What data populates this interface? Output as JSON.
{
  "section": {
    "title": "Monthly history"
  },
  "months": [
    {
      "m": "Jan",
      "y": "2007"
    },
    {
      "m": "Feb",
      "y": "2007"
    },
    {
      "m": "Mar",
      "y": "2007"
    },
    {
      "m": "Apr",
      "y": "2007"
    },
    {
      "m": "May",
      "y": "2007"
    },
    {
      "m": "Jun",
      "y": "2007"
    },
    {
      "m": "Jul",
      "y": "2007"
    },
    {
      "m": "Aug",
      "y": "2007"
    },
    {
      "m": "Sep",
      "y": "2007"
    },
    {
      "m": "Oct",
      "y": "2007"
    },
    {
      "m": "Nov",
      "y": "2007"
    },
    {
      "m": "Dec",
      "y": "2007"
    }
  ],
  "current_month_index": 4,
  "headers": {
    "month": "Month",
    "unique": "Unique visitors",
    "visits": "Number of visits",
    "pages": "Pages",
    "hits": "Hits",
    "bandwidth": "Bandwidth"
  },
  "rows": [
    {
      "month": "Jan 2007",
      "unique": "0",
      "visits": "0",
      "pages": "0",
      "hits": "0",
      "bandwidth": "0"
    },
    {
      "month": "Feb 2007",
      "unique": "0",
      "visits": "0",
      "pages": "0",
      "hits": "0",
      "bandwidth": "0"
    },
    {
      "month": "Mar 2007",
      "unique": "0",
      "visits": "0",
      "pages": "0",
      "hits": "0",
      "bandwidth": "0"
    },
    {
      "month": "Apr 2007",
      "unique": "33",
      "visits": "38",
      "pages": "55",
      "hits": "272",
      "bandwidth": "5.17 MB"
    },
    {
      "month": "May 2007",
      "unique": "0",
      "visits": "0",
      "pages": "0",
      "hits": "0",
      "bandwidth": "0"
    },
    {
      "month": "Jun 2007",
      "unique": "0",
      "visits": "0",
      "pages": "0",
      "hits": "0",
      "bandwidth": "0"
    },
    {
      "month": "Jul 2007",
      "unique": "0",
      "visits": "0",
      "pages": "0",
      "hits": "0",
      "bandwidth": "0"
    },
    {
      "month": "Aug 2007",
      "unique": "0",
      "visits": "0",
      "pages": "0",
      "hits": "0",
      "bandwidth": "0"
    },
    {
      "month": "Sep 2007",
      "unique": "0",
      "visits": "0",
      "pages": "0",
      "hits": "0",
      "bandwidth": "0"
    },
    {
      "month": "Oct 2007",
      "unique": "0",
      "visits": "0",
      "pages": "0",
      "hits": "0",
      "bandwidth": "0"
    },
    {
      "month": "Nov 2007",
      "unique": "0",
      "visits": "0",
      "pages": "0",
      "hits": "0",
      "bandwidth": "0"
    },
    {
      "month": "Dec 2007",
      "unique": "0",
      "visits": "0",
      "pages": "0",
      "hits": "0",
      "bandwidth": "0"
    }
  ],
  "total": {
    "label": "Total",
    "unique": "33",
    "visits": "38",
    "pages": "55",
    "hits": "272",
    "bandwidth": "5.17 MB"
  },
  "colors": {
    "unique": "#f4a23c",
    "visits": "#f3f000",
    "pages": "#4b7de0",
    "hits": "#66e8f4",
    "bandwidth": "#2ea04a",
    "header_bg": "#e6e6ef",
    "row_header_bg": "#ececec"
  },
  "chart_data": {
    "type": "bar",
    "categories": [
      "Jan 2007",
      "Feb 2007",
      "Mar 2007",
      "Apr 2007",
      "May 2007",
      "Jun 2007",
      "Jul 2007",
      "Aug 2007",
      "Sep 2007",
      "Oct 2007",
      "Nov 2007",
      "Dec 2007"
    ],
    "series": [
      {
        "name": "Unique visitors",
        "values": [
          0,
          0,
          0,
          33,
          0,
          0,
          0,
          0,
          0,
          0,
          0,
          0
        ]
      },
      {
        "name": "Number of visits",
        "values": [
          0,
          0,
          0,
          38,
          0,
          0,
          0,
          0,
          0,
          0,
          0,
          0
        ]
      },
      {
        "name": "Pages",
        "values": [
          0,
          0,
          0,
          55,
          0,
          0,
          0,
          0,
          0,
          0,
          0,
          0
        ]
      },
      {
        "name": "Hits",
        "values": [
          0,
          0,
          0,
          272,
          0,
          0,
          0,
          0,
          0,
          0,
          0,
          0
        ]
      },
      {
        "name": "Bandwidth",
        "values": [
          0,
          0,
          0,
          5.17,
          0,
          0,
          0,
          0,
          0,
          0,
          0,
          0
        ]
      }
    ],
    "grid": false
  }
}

--------------------------------

▶ **What to do**:
Above are the records; retype every one exactly.

▶ **Response to the exercise**:
What data populates this interface? Output as JSON.
{
  "section": {
    "title": "Monthly history"
  },
  "months": [
    {
      "m": "Jan",
      "y": "2007"
    },
    {
      "m": "Feb",
      "y": "2007"
    },
    {
      "m": "Mar",
      "y": "2007"
    },
    {
      "m": "Apr",
      "y": "2007"
    },
    {
      "m": "May",
      "y": "2007"
    },
    {
      "m": "Jun",
      "y": "2007"
    },
    {
      "m": "Jul",
      "y": "2007"
    },
    {
      "m": "Aug",
      "y": "2007"
    },
    {
      "m": "Sep",
      "y": "2007"
    },
    {
      "m": "Oct",
      "y": "2007"
    },
    {
      "m": "Nov",
      "y": "2007"
    },
    {
      "m": "Dec",
      "y": "2007"
    }
  ],
  "current_month_index": 4,
  "headers": {
    "month": "Month",
    "unique": "Unique visitors",
    "visits": "Number of visits",
    "pages": "Pages",
    "hits": "Hits",
    "bandwidth": "Bandwidth"
  },
  "rows": [
    {
      "month": "Jan 2007",
      "unique": "0",
      "visits": "0",
      "pages": "0",
      "hits": "0",
      "bandwidth": "0"
    },
    {
      "month": "Feb 2007",
      "unique": "0",
      "visits": "0",
      "pages": "0",
      "hits": "0",
      "bandwidth": "0"
    },
    {
      "month": "Mar 2007",
      "unique": "0",
      "visits": "0",
      "pages": "0",
      "hits": "0",
      "bandwidth": "0"
    },
    {
      "month": "Apr 2007",
      "unique": "33",
      "visits": "38",
      "pages": "55",
      "hits": "272",
      "bandwidth": "5.17 MB"
    },
    {
      "month": "May 2007",
      "unique": "0",
      "visits": "0",
      "pages": "0",
      "hits": "0",
      "bandwidth": "0"
    },
    {
      "month": "Jun 2007",
      "unique": "0",
      "visits": "0",
      "pages": "0",
      "hits": "0",
      "bandwidth": "0"
    },
    {
      "month": "Jul 2007",
      "unique": "0",
      "visits": "0",
      "pages": "0",
      "hits": "0",
      "bandwidth": "0"
    },
    {
      "month": "Aug 2007",
      "unique": "0",
      "visits": "0",
      "pages": "0",
      "hits": "0",
      "bandwidth": "0"
    },
    {
      "month": "Sep 2007",
      "unique": "0",
      "visits": "0",
      "pages": "0",
      "hits": "0",
      "bandwidth": "0"
    },
    {
      "month": "Oct 2007",
      "unique": "0",
      "visits": "0",
      "pages": "0",
      "hits": "0",
      "bandwidth": "0"
    },
    {
      "month": "Nov 2007",
      "unique": "0",
      "visits": "0",
      "pages": "0",
      "hits": "0",
      "bandwidth": "0"
    },
    {
      "month": "Dec 2007",
      "unique": "0",
      "visits": "0",
      "pages": "0",
      "hits": "0",
      "bandwidth": "0"
    }
  ],
  "total": {
    "label": "Total",
    "unique": "33",
    "visits": "38",
    "pages": "55",
    "hits": "272",
    "bandwidth": "5.17 MB"
  },
  "colors": {
    "unique": "#f4a23c",
    "visits": "#f3f000",
    "pages": "#4b7de0",
    "hits": "#66e8f4",
    "bandwidth": "#2ea04a",
    "header_bg": "#e6e6ef",
    "row_header_bg": "#ececec"
  },
  "chart_data": {
    "type": "bar",
    "categories": [
      "Jan 2007",
      "Feb 2007",
      "Mar 2007",
      "Apr 2007",
      "May 2007",
      "Jun 2007",
      "Jul 2007",
      "Aug 2007",
      "Sep 2007",
      "Oct 2007",
      "Nov 2007",
      "Dec 2007"
    ],
    "series": [
      {
        "name": "Unique visitors",
        "values": [
          0,
          0,
          0,
          33,
          0,
          0,
          0,
          0,
          0,
          0,
          0,
          0
        ]
      },
      {
        "name": "Number of visits",
        "values": [
          0,
          0,
          0,
          38,
          0,
          0,
          0,
          0,
          0,
          0,
          0,
          0
        ]
      },
      {
        "name": "Pages",
        "values": [
          0,
          0,
          0,
          55,
          0,
          0,
          0,
          0,
          0,
          0,
          0,
          0
        ]
      },
      {
        "name": "Hits",
        "values": [
          0,
          0,
          0,
          272,
          0,
          0,
          0,
          0,
          0,
          0,
          0,
          0
        ]
      },
      {
        "name": "Bandwidth",
        "values": [
          0,
          0,
          0,
          5.17,
          0,
          0,
          0,
          0,
          0,
          0,
          0,
          0
        ]
      }
    ],
    "grid": false
  }
}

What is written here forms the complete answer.